»»

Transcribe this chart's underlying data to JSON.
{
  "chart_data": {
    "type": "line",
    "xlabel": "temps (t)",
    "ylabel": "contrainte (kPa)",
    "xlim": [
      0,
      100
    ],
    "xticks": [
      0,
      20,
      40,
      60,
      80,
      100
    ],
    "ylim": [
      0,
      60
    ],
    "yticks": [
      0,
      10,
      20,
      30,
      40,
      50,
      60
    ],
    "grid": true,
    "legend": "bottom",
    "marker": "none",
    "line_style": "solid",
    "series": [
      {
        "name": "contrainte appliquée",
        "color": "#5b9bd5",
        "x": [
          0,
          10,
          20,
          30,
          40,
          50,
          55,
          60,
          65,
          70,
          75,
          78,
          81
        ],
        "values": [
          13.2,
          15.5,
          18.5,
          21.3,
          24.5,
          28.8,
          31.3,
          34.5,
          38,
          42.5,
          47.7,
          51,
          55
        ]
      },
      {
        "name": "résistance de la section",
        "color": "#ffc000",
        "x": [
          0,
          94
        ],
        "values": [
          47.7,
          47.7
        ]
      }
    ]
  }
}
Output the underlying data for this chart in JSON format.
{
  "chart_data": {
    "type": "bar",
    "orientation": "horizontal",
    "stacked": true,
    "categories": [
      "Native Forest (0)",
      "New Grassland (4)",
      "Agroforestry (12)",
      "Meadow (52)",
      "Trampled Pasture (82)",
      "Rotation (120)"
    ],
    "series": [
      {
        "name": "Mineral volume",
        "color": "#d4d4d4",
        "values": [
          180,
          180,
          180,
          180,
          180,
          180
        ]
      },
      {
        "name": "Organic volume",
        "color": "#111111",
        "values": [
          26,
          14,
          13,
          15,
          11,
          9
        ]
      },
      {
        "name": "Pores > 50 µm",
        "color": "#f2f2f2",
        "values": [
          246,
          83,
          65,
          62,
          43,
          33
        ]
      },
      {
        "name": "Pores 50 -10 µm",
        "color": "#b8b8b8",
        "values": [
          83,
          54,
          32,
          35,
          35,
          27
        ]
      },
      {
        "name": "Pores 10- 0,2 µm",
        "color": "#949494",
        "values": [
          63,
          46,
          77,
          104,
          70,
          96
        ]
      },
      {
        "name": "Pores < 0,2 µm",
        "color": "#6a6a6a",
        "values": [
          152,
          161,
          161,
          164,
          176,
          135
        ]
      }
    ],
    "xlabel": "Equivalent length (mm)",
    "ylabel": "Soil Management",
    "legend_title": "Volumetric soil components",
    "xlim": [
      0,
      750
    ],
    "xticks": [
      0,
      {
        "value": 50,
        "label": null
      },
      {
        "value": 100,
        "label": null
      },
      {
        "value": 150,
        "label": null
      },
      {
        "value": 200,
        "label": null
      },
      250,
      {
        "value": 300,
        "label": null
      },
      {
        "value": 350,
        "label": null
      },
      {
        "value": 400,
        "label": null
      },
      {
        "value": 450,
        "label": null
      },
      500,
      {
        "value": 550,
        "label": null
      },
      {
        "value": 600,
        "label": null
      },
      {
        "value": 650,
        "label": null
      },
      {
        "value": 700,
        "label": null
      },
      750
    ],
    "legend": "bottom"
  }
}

««

• [Exercise goal]
How many of the lines in the listing above hold the word "underlying"? Report only that figure.

• [Result]
2